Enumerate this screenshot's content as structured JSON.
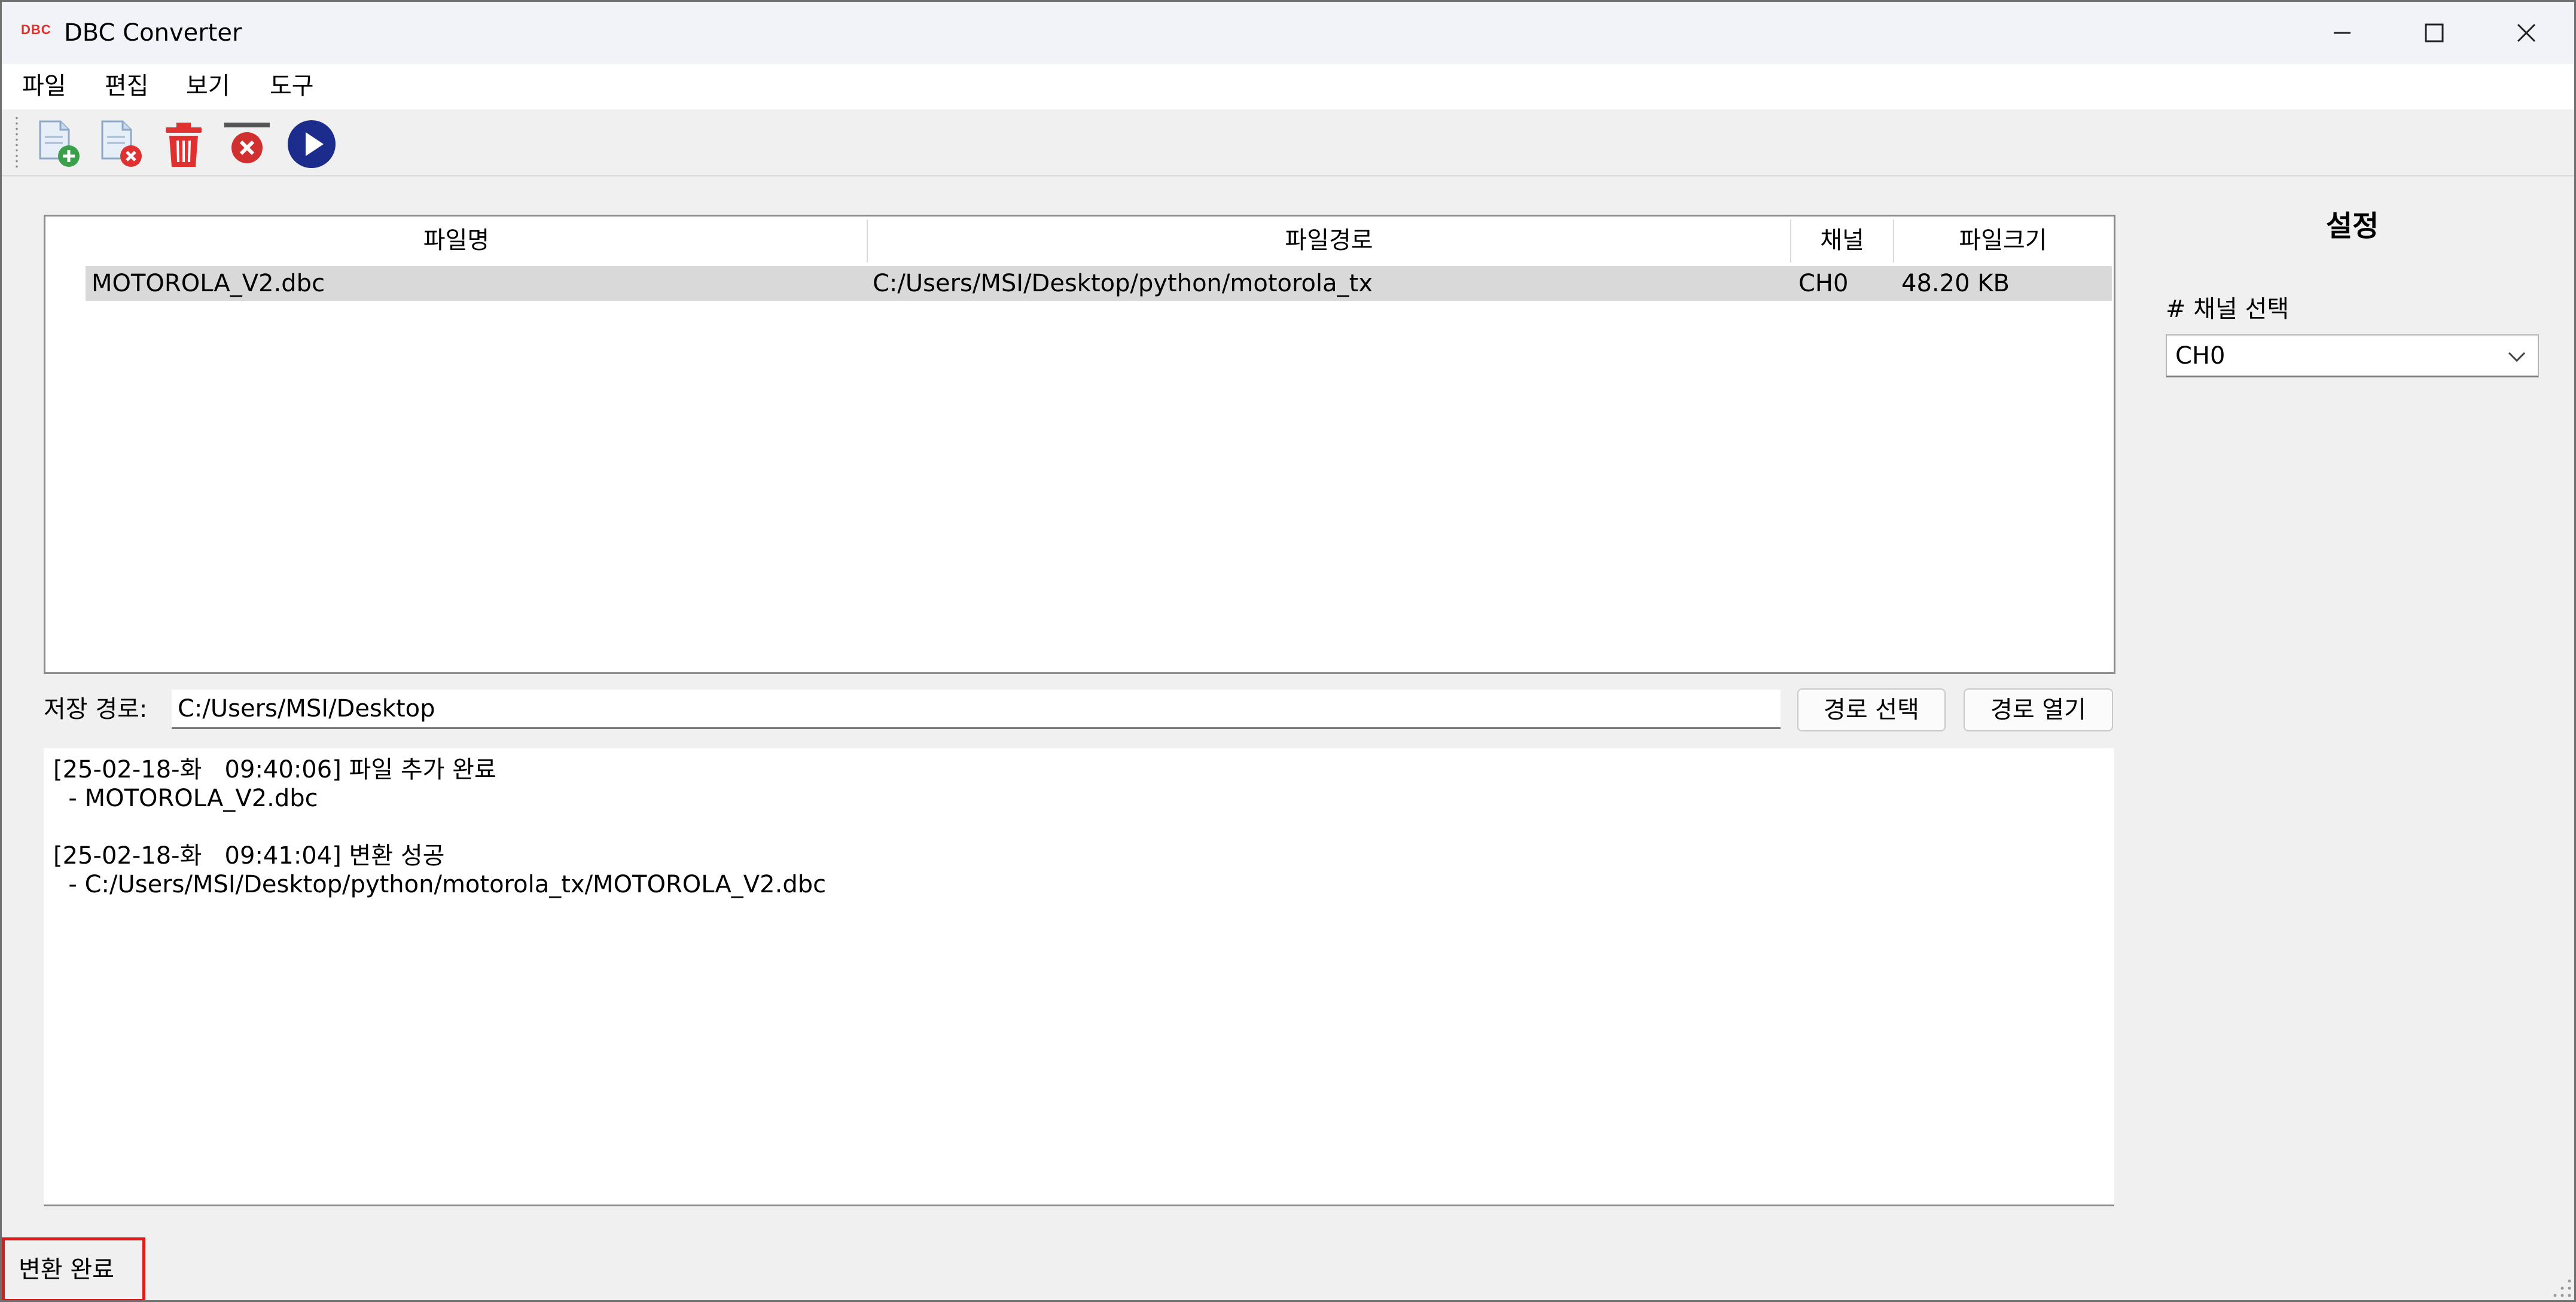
{
  "window": {
    "app_icon_text": "DBC",
    "title": "DBC Converter",
    "controls": [
      "minimize-icon",
      "maximize-icon",
      "close-icon"
    ]
  },
  "menu": [
    "파일",
    "편집",
    "보기",
    "도구"
  ],
  "toolbar": {
    "buttons": [
      {
        "name": "add-file-icon",
        "color": "#3aa04a"
      },
      {
        "name": "remove-file-icon",
        "color": "#e03030"
      },
      {
        "name": "trash-icon",
        "color": "#e03030"
      },
      {
        "name": "clear-icon",
        "color": "#d03030"
      },
      {
        "name": "run-icon",
        "color": "#1c2c8c"
      }
    ]
  },
  "file_table": {
    "columns": [
      "파일명",
      "파일경로",
      "채널",
      "파일크기"
    ],
    "rows": [
      [
        "MOTOROLA_V2.dbc",
        "C:/Users/MSI/Desktop/python/motorola_tx",
        "CH0",
        "48.20 KB"
      ]
    ]
  },
  "save_path": {
    "label": "저장 경로:",
    "value": "C:/Users/MSI/Desktop",
    "select_button": "경로 선택",
    "open_button": "경로 열기"
  },
  "log": [
    "[25-02-18-화   09:40:06] 파일 추가 완료",
    "  - MOTOROLA_V2.dbc",
    "",
    "[25-02-18-화   09:41:04] 변환 성공",
    "  - C:/Users/MSI/Desktop/python/motorola_tx/MOTOROLA_V2.dbc"
  ],
  "settings": {
    "title": "설정",
    "channel_label": "# 채널 선택",
    "channel_value": "CH0"
  },
  "status": {
    "text": "변환 완료",
    "highlight_color": "#e01818"
  }
}
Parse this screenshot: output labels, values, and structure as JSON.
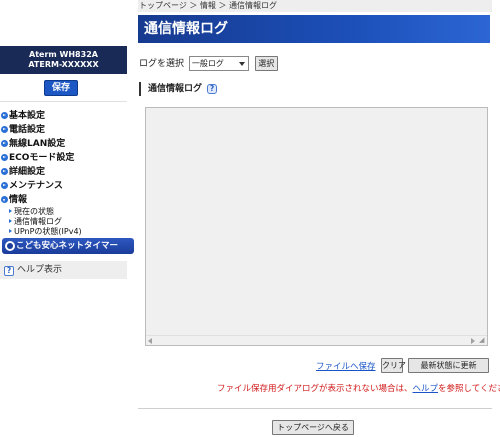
{
  "sidebar": {
    "device_line1": "Aterm WH832A",
    "device_line2": "ATERM-XXXXXX",
    "save_label": "保存",
    "nav": [
      {
        "label": "基本設定"
      },
      {
        "label": "電話設定"
      },
      {
        "label": "無線LAN設定"
      },
      {
        "label": "ECOモード設定"
      },
      {
        "label": "詳細設定"
      },
      {
        "label": "メンテナンス"
      },
      {
        "label": "情報"
      }
    ],
    "sub_items": [
      {
        "label": "現在の状態"
      },
      {
        "label": "通信情報ログ"
      },
      {
        "label": "UPnPの状態(IPv4)"
      }
    ],
    "kids_banner": "こども安心ネットタイマー",
    "help_label": "ヘルプ表示"
  },
  "main": {
    "breadcrumb": "トップページ ＞ 情報 ＞ 通信情報ログ",
    "title": "通信情報ログ",
    "select_label": "ログを選択",
    "select_value": "一般ログ",
    "select_button": "選択",
    "section_title": "通信情報ログ",
    "log_text": "",
    "file_save_link": "ファイルへ保存",
    "clear_button": "クリア",
    "refresh_button": "最新状態に更新",
    "note_prefix": "ファイル保存用ダイアログが表示されない場合は、",
    "note_link": "ヘルプ",
    "note_suffix": "を参照してください。",
    "back_button": "トップページへ戻る"
  },
  "colors": {
    "title_bar": "#1c4fb8",
    "device_box": "#182a55",
    "save_button": "#1d57c4",
    "note_text": "#d21b1b",
    "link": "#1a55c8"
  },
  "icons": {
    "help": "question-icon",
    "nav_bullet": "blue-arrow-circle-icon"
  }
}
###
▸ **TASK OBJECTIVE**
Identify the lines that contain the string "JSON", and copy every one of them.

▸ **REPLY**
Enumerate this screenshot's content as structured JSON.
Parse this screenshot: output labels, values, and structure as JSON.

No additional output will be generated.